● **Required work**
Some lines in the records below may hold the word "https"; give the number of those lines and nothing else.

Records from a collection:

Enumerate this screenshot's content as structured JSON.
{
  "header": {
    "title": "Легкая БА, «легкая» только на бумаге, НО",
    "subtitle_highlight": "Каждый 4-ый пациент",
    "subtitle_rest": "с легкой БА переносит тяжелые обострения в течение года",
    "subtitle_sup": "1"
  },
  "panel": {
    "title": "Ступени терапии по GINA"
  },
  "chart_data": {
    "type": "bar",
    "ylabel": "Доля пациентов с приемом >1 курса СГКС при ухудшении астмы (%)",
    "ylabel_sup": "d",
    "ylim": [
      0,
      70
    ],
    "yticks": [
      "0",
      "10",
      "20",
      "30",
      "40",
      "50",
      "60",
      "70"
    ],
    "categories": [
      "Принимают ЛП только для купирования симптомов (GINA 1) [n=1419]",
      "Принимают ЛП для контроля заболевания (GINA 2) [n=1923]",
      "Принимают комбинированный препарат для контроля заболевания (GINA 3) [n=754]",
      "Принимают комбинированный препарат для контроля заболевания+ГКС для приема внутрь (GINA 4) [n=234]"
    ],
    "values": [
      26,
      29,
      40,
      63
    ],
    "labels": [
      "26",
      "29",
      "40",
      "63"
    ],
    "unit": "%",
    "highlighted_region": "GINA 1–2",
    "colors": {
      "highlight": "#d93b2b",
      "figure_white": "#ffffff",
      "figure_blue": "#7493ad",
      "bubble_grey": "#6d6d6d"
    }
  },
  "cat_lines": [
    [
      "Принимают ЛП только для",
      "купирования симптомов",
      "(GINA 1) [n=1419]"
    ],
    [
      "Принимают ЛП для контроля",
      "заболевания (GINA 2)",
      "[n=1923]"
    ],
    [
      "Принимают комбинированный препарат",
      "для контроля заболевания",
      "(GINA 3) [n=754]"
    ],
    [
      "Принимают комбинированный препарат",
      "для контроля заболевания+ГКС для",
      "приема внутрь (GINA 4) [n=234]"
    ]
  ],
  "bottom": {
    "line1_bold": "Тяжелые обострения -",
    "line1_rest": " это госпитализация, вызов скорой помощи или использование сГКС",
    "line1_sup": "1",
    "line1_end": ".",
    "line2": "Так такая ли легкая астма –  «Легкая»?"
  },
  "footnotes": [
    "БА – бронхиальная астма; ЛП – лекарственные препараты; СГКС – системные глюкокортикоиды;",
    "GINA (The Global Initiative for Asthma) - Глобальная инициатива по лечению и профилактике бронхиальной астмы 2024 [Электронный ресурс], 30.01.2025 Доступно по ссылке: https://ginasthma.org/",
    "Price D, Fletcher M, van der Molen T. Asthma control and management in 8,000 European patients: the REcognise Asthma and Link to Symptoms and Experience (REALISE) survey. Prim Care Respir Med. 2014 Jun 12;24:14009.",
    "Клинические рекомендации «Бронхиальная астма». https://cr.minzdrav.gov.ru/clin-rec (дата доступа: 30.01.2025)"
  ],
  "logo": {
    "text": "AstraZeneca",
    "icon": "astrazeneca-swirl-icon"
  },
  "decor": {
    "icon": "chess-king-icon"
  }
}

● **Task solution**
2